WHAT THE TASK REQUIRES →
Please reproduce the listing below word for word, leaving out the picture.

══════

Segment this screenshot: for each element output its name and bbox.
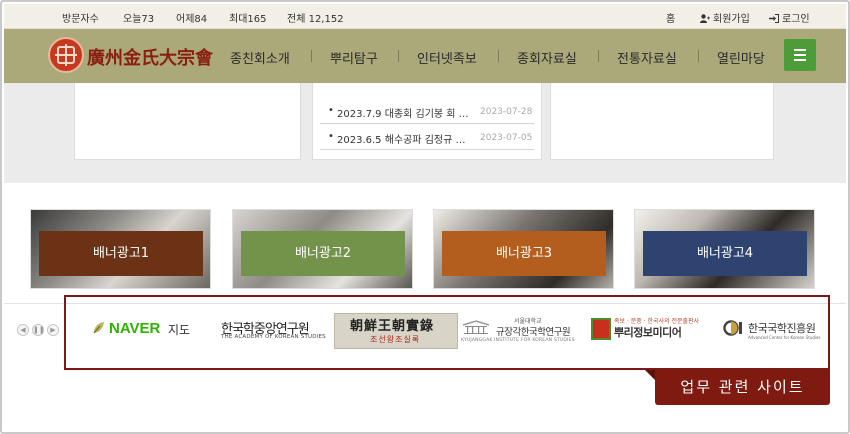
- login-link[interactable]: 로그인: [769, 10, 810, 25]
- menu-divider: [598, 50, 599, 62]
- news-item[interactable]: • 2023.7.9 대종회 김기봉 회 …: [328, 105, 469, 120]
- kyujanggak-building-icon: [462, 320, 490, 334]
- site-naver-map[interactable]: NAVER: [109, 320, 160, 337]
- menu-online-genealogy[interactable]: 인터넷족보: [417, 48, 477, 67]
- main-nav: 廣州金氏大宗會 종친회소개 뿌리탐구 인터넷족보 종회자료실 전통자료실 열린마…: [4, 29, 846, 83]
- site-sillok-hanja[interactable]: 朝鮮王朝實錄: [350, 315, 434, 334]
- menu-divider: [311, 50, 312, 62]
- visitor-count-label: 방문자수: [62, 14, 99, 25]
- news-divider: [320, 149, 534, 150]
- user-plus-icon: [700, 14, 710, 23]
- yesterday-count: 어제84: [176, 14, 208, 25]
- news-title: 2023.7.9 대종회 김기봉 회 …: [337, 109, 469, 120]
- banner-label: 배너광고2: [241, 231, 405, 276]
- site-naver-map-sub[interactable]: 지도: [168, 321, 190, 338]
- top-bar: 방문자수 오늘73 어제84 최대165 전체 12,152 홈 회원가입 로그…: [4, 4, 846, 29]
- menu-open-forum[interactable]: 열린마당: [717, 48, 765, 67]
- menu-clan-archive[interactable]: 종회자료실: [517, 48, 577, 67]
- site-sillok-korean: 조선왕조실록: [370, 335, 421, 344]
- sign-in-icon: [769, 14, 779, 23]
- banner-ad-3[interactable]: 배너광고3: [433, 209, 614, 289]
- logo-seal-icon[interactable]: [48, 37, 84, 73]
- menu-divider: [498, 50, 499, 62]
- news-date: 2023-07-28: [480, 107, 533, 117]
- content-area: • 2023.7.9 대종회 김기봉 회 … 2023-07-28 • 2023.6…: [4, 83, 846, 183]
- menu-traditional-archive[interactable]: 전통자료실: [617, 48, 677, 67]
- banner-label: 배너광고4: [643, 231, 807, 276]
- menu-divider: [398, 50, 399, 62]
- banner-ad-4[interactable]: 배너광고4: [634, 209, 815, 289]
- news-title: 2023.6.5 해수공파 김정규 …: [337, 135, 466, 146]
- site-kcc[interactable]: 한국국학진흥원: [748, 320, 816, 336]
- login-label: 로그인: [782, 14, 810, 25]
- menu-hamburger-button[interactable]: [784, 39, 816, 71]
- prev-icon[interactable]: ◀: [17, 324, 29, 336]
- site-kyujanggak-en: KYUJANGGAK INSTITUTE FOR KOREAN STUDIES: [461, 338, 575, 343]
- max-count: 최대165: [229, 14, 267, 25]
- banner-ad-2[interactable]: 배너광고2: [232, 209, 413, 289]
- signup-label: 회원가입: [713, 14, 750, 25]
- banner-ad-1[interactable]: 배너광고1: [30, 209, 211, 289]
- site-aks-en: THE ACADEMY OF KOREAN STUDIES: [221, 334, 326, 340]
- site-kcc-en: Advanced Center for Korean Studies: [748, 335, 821, 340]
- signup-link[interactable]: 회원가입: [700, 10, 750, 25]
- news-item[interactable]: • 2023.6.5 해수공파 김정규 …: [328, 131, 466, 146]
- related-sites-tag: 업무 관련 사이트: [645, 370, 830, 405]
- home-link[interactable]: 홈: [666, 10, 675, 25]
- today-count: 오늘73: [123, 14, 155, 25]
- menu-about[interactable]: 종친회소개: [230, 48, 290, 67]
- menu-roots[interactable]: 뿌리탐구: [330, 48, 378, 67]
- menu-divider: [698, 50, 699, 62]
- banner-label: 배너광고1: [39, 231, 203, 276]
- puri-media-logo-icon[interactable]: [591, 318, 611, 340]
- banner-label: 배너광고3: [442, 231, 606, 276]
- site-kyujanggak[interactable]: 규장각한국학연구원: [496, 324, 571, 338]
- total-count: 전체 12,152: [287, 14, 344, 25]
- site-logo-text[interactable]: 廣州金氏大宗會: [87, 44, 213, 70]
- content-panel-right: [550, 83, 774, 160]
- news-divider: [320, 123, 534, 124]
- kcc-logo-icon: [723, 320, 742, 336]
- content-panel-left: [74, 83, 301, 160]
- next-icon[interactable]: ▶: [47, 324, 59, 336]
- site-puri-media[interactable]: 뿌리정보미디어: [614, 324, 682, 340]
- news-date: 2023-07-05: [480, 133, 533, 143]
- pause-icon[interactable]: ❚❚: [32, 324, 45, 336]
- naver-map-leaf-icon: [93, 322, 104, 334]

══════

SOLUTION →
Segment this screenshot: for each element output its name and bbox.
- login-link[interactable]: 로그인: [769, 10, 810, 25]
- menu-divider: [598, 50, 599, 62]
- news-item[interactable]: • 2023.7.9 대종회 김기봉 회 …: [328, 105, 469, 120]
- kyujanggak-building-icon: [462, 320, 490, 334]
- site-naver-map[interactable]: NAVER: [109, 320, 160, 337]
- menu-online-genealogy[interactable]: 인터넷족보: [417, 48, 477, 67]
- main-nav: 廣州金氏大宗會 종친회소개 뿌리탐구 인터넷족보 종회자료실 전통자료실 열린마…: [4, 29, 846, 83]
- site-sillok-hanja[interactable]: 朝鮮王朝實錄: [350, 315, 434, 334]
- menu-divider: [311, 50, 312, 62]
- visitor-count-label: 방문자수: [62, 14, 99, 25]
- news-divider: [320, 149, 534, 150]
- user-plus-icon: [700, 14, 710, 23]
- yesterday-count: 어제84: [176, 14, 208, 25]
- news-title: 2023.7.9 대종회 김기봉 회 …: [337, 109, 469, 120]
- banner-label: 배너광고2: [241, 231, 405, 276]
- site-naver-map-sub[interactable]: 지도: [168, 321, 190, 338]
- top-bar: 방문자수 오늘73 어제84 최대165 전체 12,152 홈 회원가입 로그…: [4, 4, 846, 29]
- menu-open-forum[interactable]: 열린마당: [717, 48, 765, 67]
- menu-clan-archive[interactable]: 종회자료실: [517, 48, 577, 67]
- site-sillok-korean: 조선왕조실록: [370, 335, 421, 344]
- sign-in-icon: [769, 14, 779, 23]
- banner-ad-3[interactable]: 배너광고3: [433, 209, 614, 289]
- logo-seal-icon[interactable]: [48, 37, 84, 73]
- menu-divider: [498, 50, 499, 62]
- news-date: 2023-07-28: [480, 107, 533, 117]
- content-area: • 2023.7.9 대종회 김기봉 회 … 2023-07-28 • 2023.6…: [4, 83, 846, 183]
- menu-traditional-archive[interactable]: 전통자료실: [617, 48, 677, 67]
- banner-label: 배너광고4: [643, 231, 807, 276]
- menu-divider: [398, 50, 399, 62]
- banner-ad-4[interactable]: 배너광고4: [634, 209, 815, 289]
- news-title: 2023.6.5 해수공파 김정규 …: [337, 135, 466, 146]
- site-kcc[interactable]: 한국국학진흥원: [748, 320, 816, 336]
- login-label: 로그인: [782, 14, 810, 25]
- menu-hamburger-button[interactable]: [784, 39, 816, 71]
- prev-icon[interactable]: ◀: [17, 324, 29, 336]
- site-kyujanggak-en: KYUJANGGAK INSTITUTE FOR KOREAN STUDIES: [461, 338, 575, 343]
- max-count: 최대165: [229, 14, 267, 25]
- banner-ad-2[interactable]: 배너광고2: [232, 209, 413, 289]
- signup-label: 회원가입: [713, 14, 750, 25]
- banner-ad-1[interactable]: 배너광고1: [30, 209, 211, 289]
- site-aks-en: THE ACADEMY OF KOREAN STUDIES: [221, 334, 326, 340]
- site-kcc-en: Advanced Center for Korean Studies: [748, 335, 821, 340]
- signup-link[interactable]: 회원가입: [700, 10, 750, 25]
- news-item[interactable]: • 2023.6.5 해수공파 김정규 …: [328, 131, 466, 146]
- related-sites-tag: 업무 관련 사이트: [645, 370, 830, 405]
- home-link[interactable]: 홈: [666, 10, 675, 25]
- today-count: 오늘73: [123, 14, 155, 25]
- menu-about[interactable]: 종친회소개: [230, 48, 290, 67]
- menu-roots[interactable]: 뿌리탐구: [330, 48, 378, 67]
- menu-divider: [698, 50, 699, 62]
- banner-label: 배너광고1: [39, 231, 203, 276]
- puri-media-logo-icon[interactable]: [591, 318, 611, 340]
- banner-label: 배너광고3: [442, 231, 606, 276]
- site-kyujanggak[interactable]: 규장각한국학연구원: [496, 324, 571, 338]
- total-count: 전체 12,152: [287, 14, 344, 25]
- site-logo-text[interactable]: 廣州金氏大宗會: [87, 44, 213, 70]
- content-panel-right: [550, 83, 774, 160]
- news-divider: [320, 123, 534, 124]
- kcc-logo-icon: [723, 320, 742, 336]
- content-panel-left: [74, 83, 301, 160]
- next-icon[interactable]: ▶: [47, 324, 59, 336]
- site-puri-media[interactable]: 뿌리정보미디어: [614, 324, 682, 340]
- news-date: 2023-07-05: [480, 133, 533, 143]
- pause-icon[interactable]: ❚❚: [32, 324, 45, 336]
- naver-map-leaf-icon: [93, 322, 104, 334]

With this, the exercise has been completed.